Stated goal >>
Give back the full listing verbatim, apart from its images.

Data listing
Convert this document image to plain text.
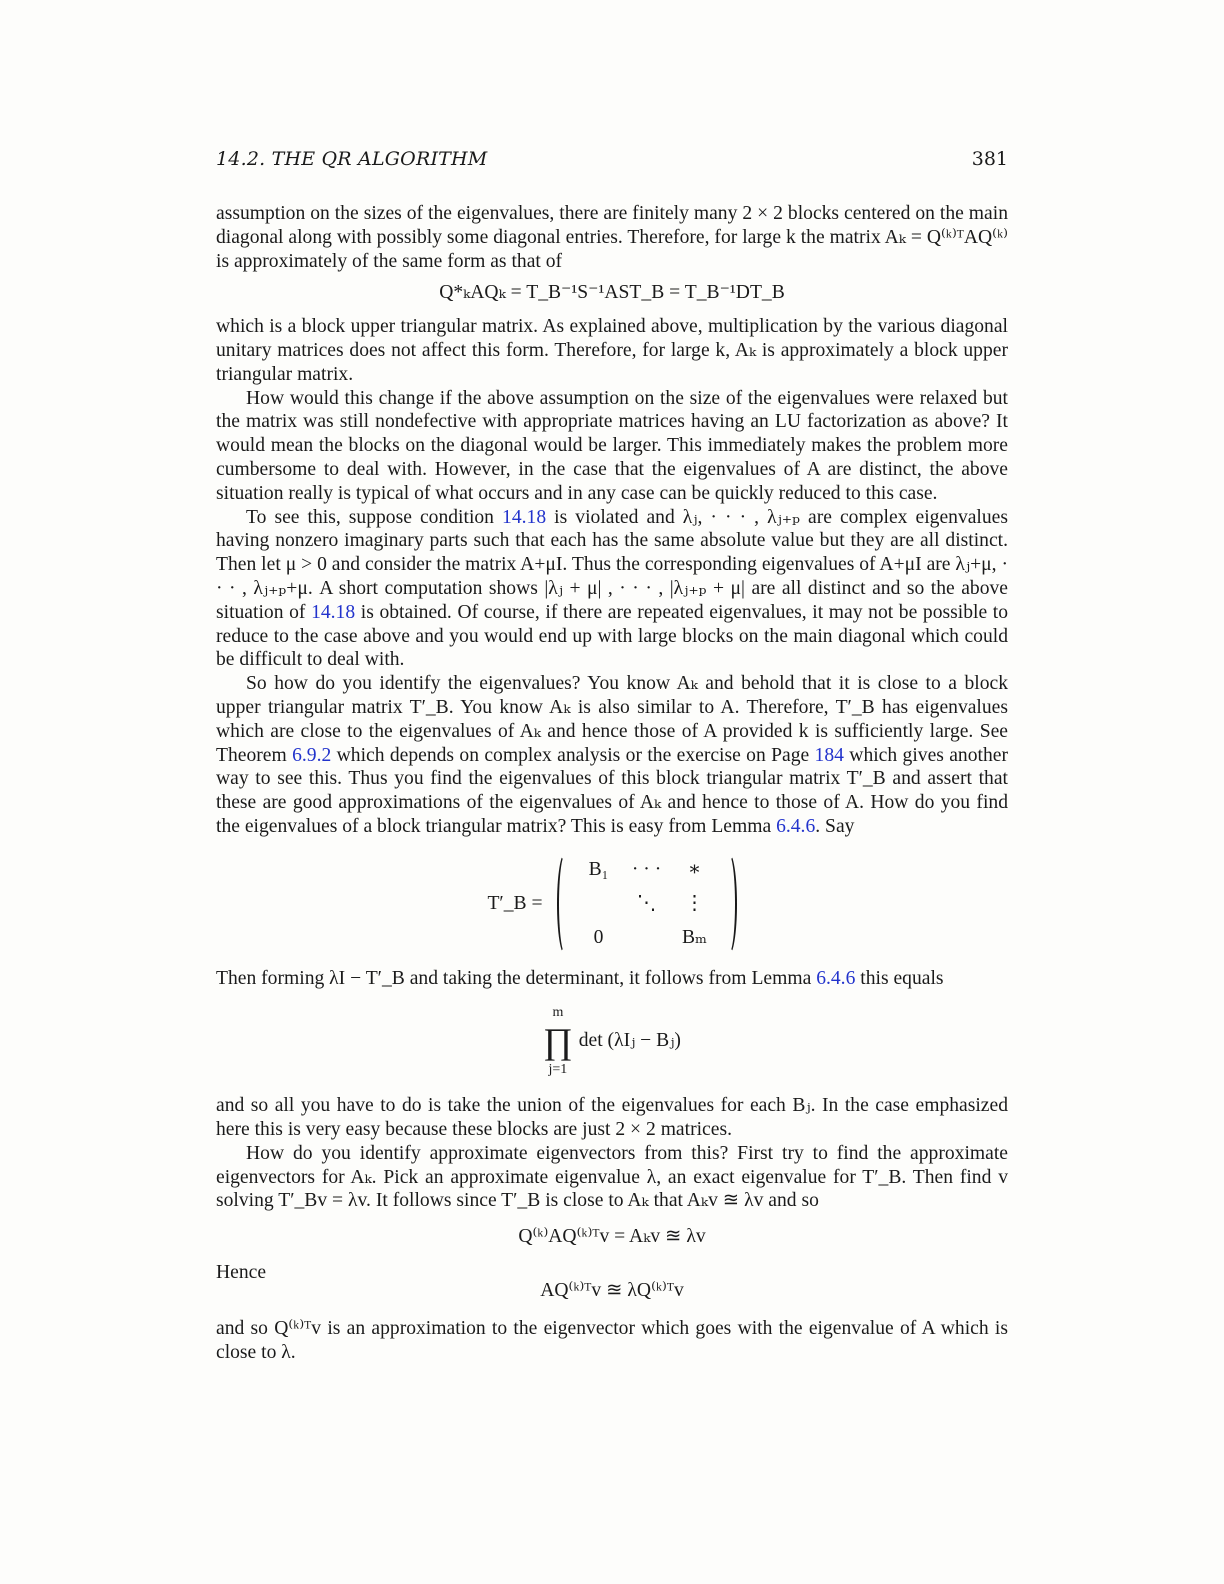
14.2. THE QR ALGORITHM	381

assumption on the sizes of the eigenvalues, there are finitely many 2 × 2 blocks centered on the main diagonal along with possibly some diagonal entries. Therefore, for large k the matrix Aₖ = Q⁽ᵏ⁾ᵀAQ⁽ᵏ⁾ is approximately of the same form as that of

Q*ₖAQₖ = T_B⁻¹S⁻¹AST_B = T_B⁻¹DT_B

which is a block upper triangular matrix. As explained above, multiplication by the various diagonal unitary matrices does not affect this form. Therefore, for large k, Aₖ is approximately a block upper triangular matrix.

How would this change if the above assumption on the size of the eigenvalues were relaxed but the matrix was still nondefective with appropriate matrices having an LU factorization as above? It would mean the blocks on the diagonal would be larger. This immediately makes the problem more cumbersome to deal with. However, in the case that the eigenvalues of A are distinct, the above situation really is typical of what occurs and in any case can be quickly reduced to this case.

To see this, suppose condition 14.18 is violated and λⱼ, · · · , λⱼ₊ₚ are complex eigenvalues having nonzero imaginary parts such that each has the same absolute value but they are all distinct. Then let μ > 0 and consider the matrix A+μI. Thus the corresponding eigenvalues of A+μI are λⱼ+μ, · · · , λⱼ₊ₚ+μ. A short computation shows |λⱼ + μ| , · · · , |λⱼ₊ₚ + μ| are all distinct and so the above situation of 14.18 is obtained. Of course, if there are repeated eigenvalues, it may not be possible to reduce to the case above and you would end up with large blocks on the main diagonal which could be difficult to deal with.

So how do you identify the eigenvalues? You know Aₖ and behold that it is close to a block upper triangular matrix T′_B. You know Aₖ is also similar to A. Therefore, T′_B has eigenvalues which are close to the eigenvalues of Aₖ and hence those of A provided k is sufficiently large. See Theorem 6.9.2 which depends on complex analysis or the exercise on Page 184 which gives another way to see this. Thus you find the eigenvalues of this block triangular matrix T′_B and assert that these are good approximations of the eigenvalues of Aₖ and hence to those of A. How do you find the eigenvalues of a block triangular matrix? This is easy from Lemma 6.4.6. Say

T′_B =
B₁ · · · ∗
⋱ ⋮
0	Bₘ

Then forming λI − T′_B and taking the determinant, it follows from Lemma 6.4.6 this equals

m
∏
j=1
det (λIⱼ − Bⱼ)

and so all you have to do is take the union of the eigenvalues for each Bⱼ. In the case emphasized here this is very easy because these blocks are just 2 × 2 matrices.

How do you identify approximate eigenvectors from this? First try to find the approximate eigenvectors for Aₖ. Pick an approximate eigenvalue λ, an exact eigenvalue for T′_B. Then find v solving T′_Bv = λv. It follows since T′_B is close to Aₖ that Aₖv ≊ λv and so

Q⁽ᵏ⁾AQ⁽ᵏ⁾ᵀv = Aₖv ≊ λv
Hence
AQ⁽ᵏ⁾ᵀv ≊ λQ⁽ᵏ⁾ᵀv

and so Q⁽ᵏ⁾ᵀv is an approximation to the eigenvector which goes with the eigenvalue of A which is close to λ.
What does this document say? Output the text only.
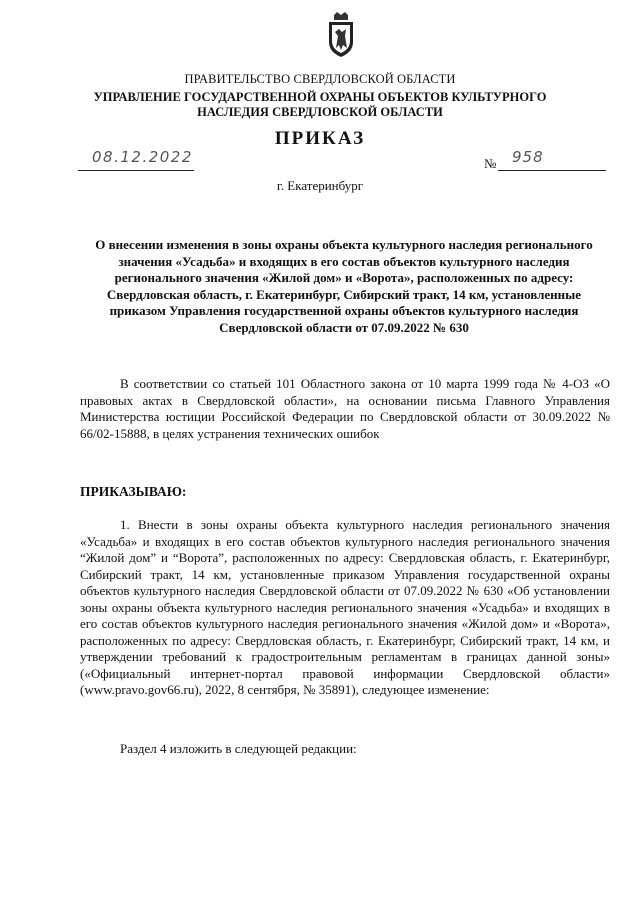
ПРАВИТЕЛЬСТВО СВЕРДЛОВСКОЙ ОБЛАСТИ
УПРАВЛЕНИЕ ГОСУДАРСТВЕННОЙ ОХРАНЫ ОБЪЕКТОВ КУЛЬТУРНОГО НАСЛЕДИЯ СВЕРДЛОВСКОЙ ОБЛАСТИ
ПРИКАЗ
08.12.2022	№ 958
г. Екатеринбург
О внесении изменения в зоны охраны объекта культурного наследия регионального значения «Усадьба» и входящих в его состав объектов культурного наследия регионального значения «Жилой дом» и «Ворота», расположенных по адресу: Свердловская область, г. Екатеринбург, Сибирский тракт, 14 км, установленные приказом Управления государственной охраны объектов культурного наследия Свердловской области от 07.09.2022 № 630
В соответствии со статьей 101 Областного закона от 10 марта 1999 года № 4-ОЗ «О правовых актах в Свердловской области», на основании письма Главного Управления Министерства юстиции Российской Федерации по Свердловской области от 30.09.2022 № 66/02-15888, в целях устранения технических ошибок
ПРИКАЗЫВАЮ:
1. Внести в зоны охраны объекта культурного наследия регионального значения «Усадьба» и входящих в его состав объектов культурного наследия регионального значения “Жилой дом” и “Ворота”, расположенных по адресу: Свердловская область, г. Екатеринбург, Сибирский тракт, 14 км, установленные приказом Управления государственной охраны объектов культурного наследия Свердловской области от 07.09.2022 № 630 «Об установлении зоны охраны объекта культурного наследия регионального значения «Усадьба» и входящих в его состав объектов культурного наследия регионального значения «Жилой дом» и «Ворота», расположенных по адресу: Свердловская область, г. Екатеринбург, Сибирский тракт, 14 км, и утверждении требований к градостроительным регламентам в границах данной зоны» («Официальный интернет-портал правовой информации Свердловской области» (www.pravo.gov66.ru), 2022, 8 сентября, № 35891), следующее изменение:
Раздел 4 изложить в следующей редакции:
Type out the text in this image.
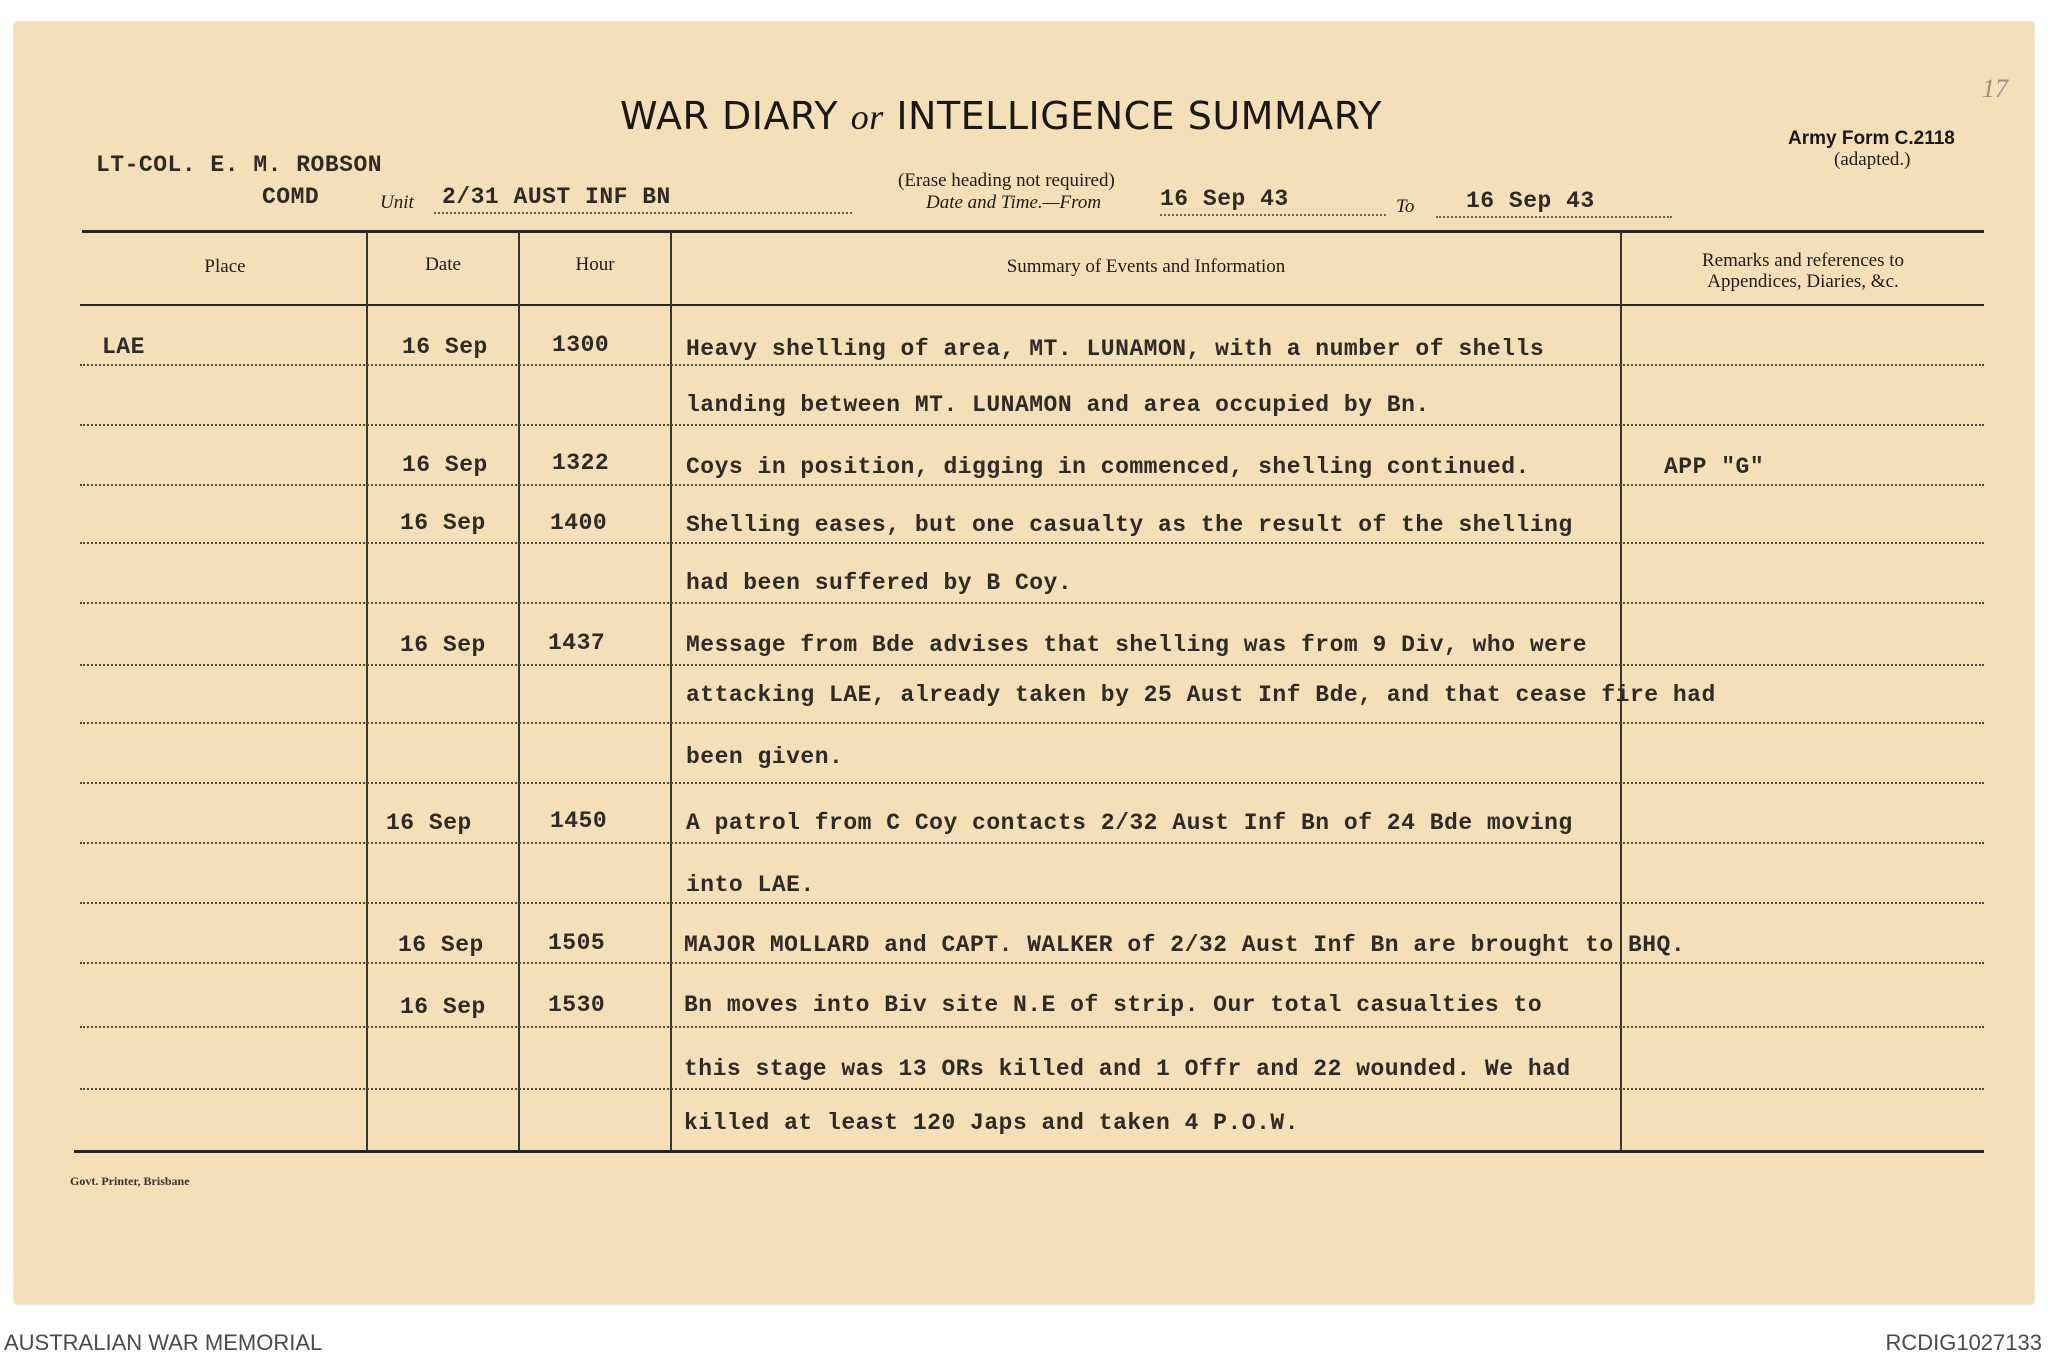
WAR DIARY or INTELLIGENCE SUMMARY
(Erase heading not required)
Army Form C.2118
(adapted.)
17
LT-COL. E. M. ROBSON
COMD	Unit 2/31 AUST INF BN	Date and Time.—From	16 Sep 43	To 16 Sep 43
Place	Date	Hour	Summary of Events and Information	Remarks and references to
Appendices, Diaries, &c.
LAE	16 Sep	1300	Heavy shelling of area, MT. LUNAMON, with a number of shells
landing between MT. LUNAMON and area occupied by Bn.
16 Sep	1322	Coys in position, digging in commenced, shelling continued.	APP "G"
16 Sep	1400	Shelling eases, but one casualty as the result of the shelling
had been suffered by B Coy.
16 Sep	1437	Message from Bde advises that shelling was from 9 Div, who were
attacking LAE, already taken by 25 Aust Inf Bde, and that cease fire had
been given.
16 Sep	1450	A patrol from C Coy contacts 2/32 Aust Inf Bn of 24 Bde moving
into LAE.
16 Sep	1505	MAJOR MOLLARD and CAPT. WALKER of 2/32 Aust Inf Bn are brought to BHQ.
16 Sep	1530	Bn moves into Biv site N.E of strip. Our total casualties to
this stage was 13 ORs killed and 1 Offr and 22 wounded. We had
killed at least 120 Japs and taken 4 P.O.W.
Govt. Printer, Brisbane
AUSTRALIAN WAR MEMORIAL	RCDIG1027133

Answer to the task >>
Convert this document image to plain text.
14.2. THE QR ALGORITHM	381

assumption on the sizes of the eigenvalues, there are finitely many 2 × 2 blocks centered on the main diagonal along with possibly some diagonal entries. Therefore, for large k the matrix Aₖ = Q⁽ᵏ⁾ᵀAQ⁽ᵏ⁾ is approximately of the same form as that of

Q*ₖAQₖ = T_B⁻¹S⁻¹AST_B = T_B⁻¹DT_B

which is a block upper triangular matrix. As explained above, multiplication by the various diagonal unitary matrices does not affect this form. Therefore, for large k, Aₖ is approximately a block upper triangular matrix.

How would this change if the above assumption on the size of the eigenvalues were relaxed but the matrix was still nondefective with appropriate matrices having an LU factorization as above? It would mean the blocks on the diagonal would be larger. This immediately makes the problem more cumbersome to deal with. However, in the case that the eigenvalues of A are distinct, the above situation really is typical of what occurs and in any case can be quickly reduced to this case.

To see this, suppose condition 14.18 is violated and λⱼ, · · · , λⱼ₊ₚ are complex eigenvalues having nonzero imaginary parts such that each has the same absolute value but they are all distinct. Then let μ > 0 and consider the matrix A+μI. Thus the corresponding eigenvalues of A+μI are λⱼ+μ, · · · , λⱼ₊ₚ+μ. A short computation shows |λⱼ + μ| , · · · , |λⱼ₊ₚ + μ| are all distinct and so the above situation of 14.18 is obtained. Of course, if there are repeated eigenvalues, it may not be possible to reduce to the case above and you would end up with large blocks on the main diagonal which could be difficult to deal with.

So how do you identify the eigenvalues? You know Aₖ and behold that it is close to a block upper triangular matrix T′_B. You know Aₖ is also similar to A. Therefore, T′_B has eigenvalues which are close to the eigenvalues of Aₖ and hence those of A provided k is sufficiently large. See Theorem 6.9.2 which depends on complex analysis or the exercise on Page 184 which gives another way to see this. Thus you find the eigenvalues of this block triangular matrix T′_B and assert that these are good approximations of the eigenvalues of Aₖ and hence to those of A. How do you find the eigenvalues of a block triangular matrix? This is easy from Lemma 6.4.6. Say

T′_B =
B₁ · · · ∗
⋱ ⋮
0	Bₘ

Then forming λI − T′_B and taking the determinant, it follows from Lemma 6.4.6 this equals

m
∏
j=1
det (λIⱼ − Bⱼ)

and so all you have to do is take the union of the eigenvalues for each Bⱼ. In the case emphasized here this is very easy because these blocks are just 2 × 2 matrices.

How do you identify approximate eigenvectors from this? First try to find the approximate eigenvectors for Aₖ. Pick an approximate eigenvalue λ, an exact eigenvalue for T′_B. Then find v solving T′_Bv = λv. It follows since T′_B is close to Aₖ that Aₖv ≊ λv and so

Q⁽ᵏ⁾AQ⁽ᵏ⁾ᵀv = Aₖv ≊ λv
Hence
AQ⁽ᵏ⁾ᵀv ≊ λQ⁽ᵏ⁾ᵀv

and so Q⁽ᵏ⁾ᵀv is an approximation to the eigenvector which goes with the eigenvalue of A which is close to λ.
What does this document say? Output the text only.
ПРАВИТЕЛЬСТВО СВЕРДЛОВСКОЙ ОБЛАСТИ
УПРАВЛЕНИЕ ГОСУДАРСТВЕННОЙ ОХРАНЫ ОБЪЕКТОВ КУЛЬТУРНОГО НАСЛЕДИЯ СВЕРДЛОВСКОЙ ОБЛАСТИ
ПРИКАЗ
08.12.2022	№ 958
г. Екатеринбург
О внесении изменения в зоны охраны объекта культурного наследия регионального значения «Усадьба» и входящих в его состав объектов культурного наследия регионального значения «Жилой дом» и «Ворота», расположенных по адресу: Свердловская область, г. Екатеринбург, Сибирский тракт, 14 км, установленные приказом Управления государственной охраны объектов культурного наследия Свердловской области от 07.09.2022 № 630
В соответствии со статьей 101 Областного закона от 10 марта 1999 года № 4-ОЗ «О правовых актах в Свердловской области», на основании письма Главного Управления Министерства юстиции Российской Федерации по Свердловской области от 30.09.2022 № 66/02-15888, в целях устранения технических ошибок
ПРИКАЗЫВАЮ:
1. Внести в зоны охраны объекта культурного наследия регионального значения «Усадьба» и входящих в его состав объектов культурного наследия регионального значения “Жилой дом” и “Ворота”, расположенных по адресу: Свердловская область, г. Екатеринбург, Сибирский тракт, 14 км, установленные приказом Управления государственной охраны объектов культурного наследия Свердловской области от 07.09.2022 № 630 «Об установлении зоны охраны объекта культурного наследия регионального значения «Усадьба» и входящих в его состав объектов культурного наследия регионального значения «Жилой дом» и «Ворота», расположенных по адресу: Свердловская область, г. Екатеринбург, Сибирский тракт, 14 км, и утверждении требований к градостроительным регламентам в границах данной зоны» («Официальный интернет-портал правовой информации Свердловской области» (www.pravo.gov66.ru), 2022, 8 сентября, № 35891), следующее изменение:
Раздел 4 изложить в следующей редакции:
Type out the text in this image.
WAR DIARY or INTELLIGENCE SUMMARY
(Erase heading not required)
Army Form C.2118
(adapted.)
17
LT-COL. E. M. ROBSON
COMD	Unit 2/31 AUST INF BN	Date and Time.—From	16 Sep 43	To 16 Sep 43
Place	Date	Hour	Summary of Events and Information	Remarks and references to
Appendices, Diaries, &c.
LAE	16 Sep	1300	Heavy shelling of area, MT. LUNAMON, with a number of shells
landing between MT. LUNAMON and area occupied by Bn.
16 Sep	1322	Coys in position, digging in commenced, shelling continued.	APP "G"
16 Sep	1400	Shelling eases, but one casualty as the result of the shelling
had been suffered by B Coy.
16 Sep	1437	Message from Bde advises that shelling was from 9 Div, who were
attacking LAE, already taken by 25 Aust Inf Bde, and that cease fire had
been given.
16 Sep	1450	A patrol from C Coy contacts 2/32 Aust Inf Bn of 24 Bde moving
into LAE.
16 Sep	1505	MAJOR MOLLARD and CAPT. WALKER of 2/32 Aust Inf Bn are brought to BHQ.
16 Sep	1530	Bn moves into Biv site N.E of strip. Our total casualties to
this stage was 13 ORs killed and 1 Offr and 22 wounded. We had
killed at least 120 Japs and taken 4 P.O.W.
Govt. Printer, Brisbane
AUSTRALIAN WAR MEMORIAL	RCDIG1027133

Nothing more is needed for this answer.